▸ **TASK DIRECTIONS**: Repeat the material verbatim and drop the pictures.

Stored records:
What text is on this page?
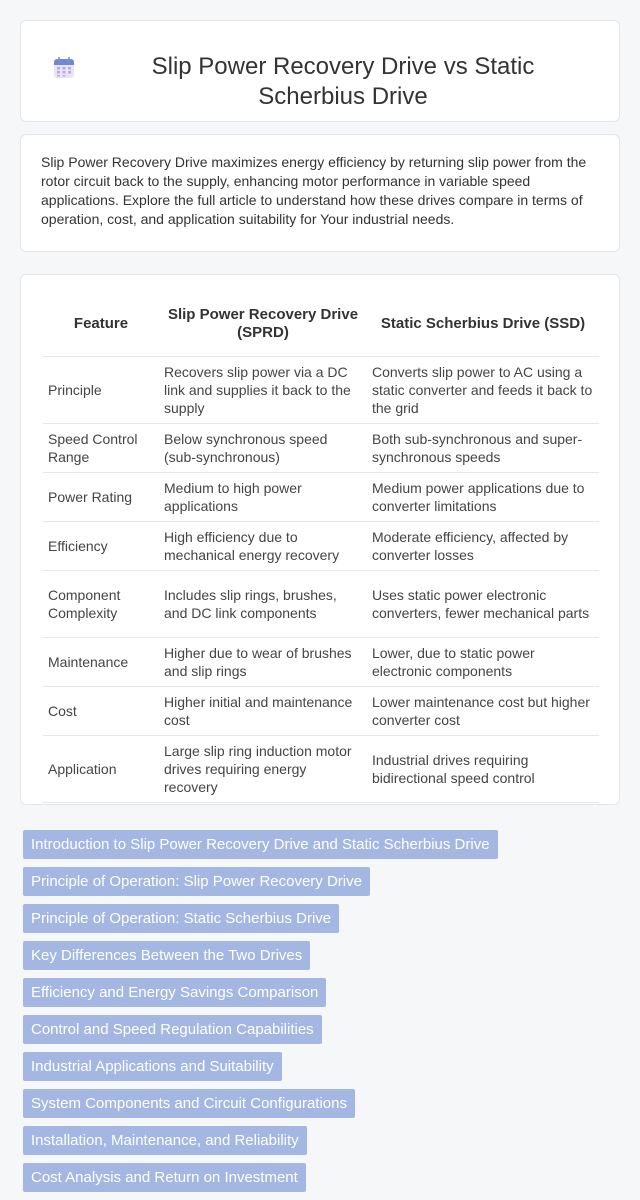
Slip Power Recovery Drive vs Static Scherbius Drive

Slip Power Recovery Drive maximizes energy efficiency by returning slip power from the rotor circuit back to the supply, enhancing motor performance in variable speed applications. Explore the full article to understand how these drives compare in terms of operation, cost, and application suitability for Your industrial needs.

Feature	Slip Power Recovery Drive (SPRD)	Static Scherbius Drive (SSD)
Principle	Recovers slip power via a DC link and supplies it back to the supply	Converts slip power to AC using a static converter and feeds it back to the grid
Speed Control Range	Below synchronous speed (sub-synchronous)	Both sub-synchronous and super-synchronous speeds
Power Rating	Medium to high power applications	Medium power applications due to converter limitations
Efficiency	High efficiency due to mechanical energy recovery	Moderate efficiency, affected by converter losses
Component Complexity	Includes slip rings, brushes, and DC link components	Uses static power electronic converters, fewer mechanical parts
Maintenance	Higher due to wear of brushes and slip rings	Lower, due to static power electronic components
Cost	Higher initial and maintenance cost	Lower maintenance cost but higher converter cost
Application	Large slip ring induction motor drives requiring energy recovery	Industrial drives requiring bidirectional speed control
Introduction to Slip Power Recovery Drive and Static Scherbius Drive
Principle of Operation: Slip Power Recovery Drive
Principle of Operation: Static Scherbius Drive
Key Differences Between the Two Drives
Efficiency and Energy Savings Comparison
Control and Speed Regulation Capabilities
Industrial Applications and Suitability
System Components and Circuit Configurations
Installation, Maintenance, and Reliability
Cost Analysis and Return on Investment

▸ **OUTPUT OF THE TASK**:
What text is on this page?
Slip Power Recovery Drive vs Static Scherbius Drive

Slip Power Recovery Drive maximizes energy efficiency by returning slip power from the rotor circuit back to the supply, enhancing motor performance in variable speed applications. Explore the full article to understand how these drives compare in terms of operation, cost, and application suitability for Your industrial needs.

Feature	Slip Power Recovery Drive (SPRD)	Static Scherbius Drive (SSD)
Principle	Recovers slip power via a DC link and supplies it back to the supply	Converts slip power to AC using a static converter and feeds it back to the grid
Speed Control Range	Below synchronous speed (sub-synchronous)	Both sub-synchronous and super-synchronous speeds
Power Rating	Medium to high power applications	Medium power applications due to converter limitations
Efficiency	High efficiency due to mechanical energy recovery	Moderate efficiency, affected by converter losses
Component Complexity	Includes slip rings, brushes, and DC link components	Uses static power electronic converters, fewer mechanical parts
Maintenance	Higher due to wear of brushes and slip rings	Lower, due to static power electronic components
Cost	Higher initial and maintenance cost	Lower maintenance cost but higher converter cost
Application	Large slip ring induction motor drives requiring energy recovery	Industrial drives requiring bidirectional speed control
Introduction to Slip Power Recovery Drive and Static Scherbius Drive
Principle of Operation: Slip Power Recovery Drive
Principle of Operation: Static Scherbius Drive
Key Differences Between the Two Drives
Efficiency and Energy Savings Comparison
Control and Speed Regulation Capabilities
Industrial Applications and Suitability
System Components and Circuit Configurations
Installation, Maintenance, and Reliability
Cost Analysis and Return on Investment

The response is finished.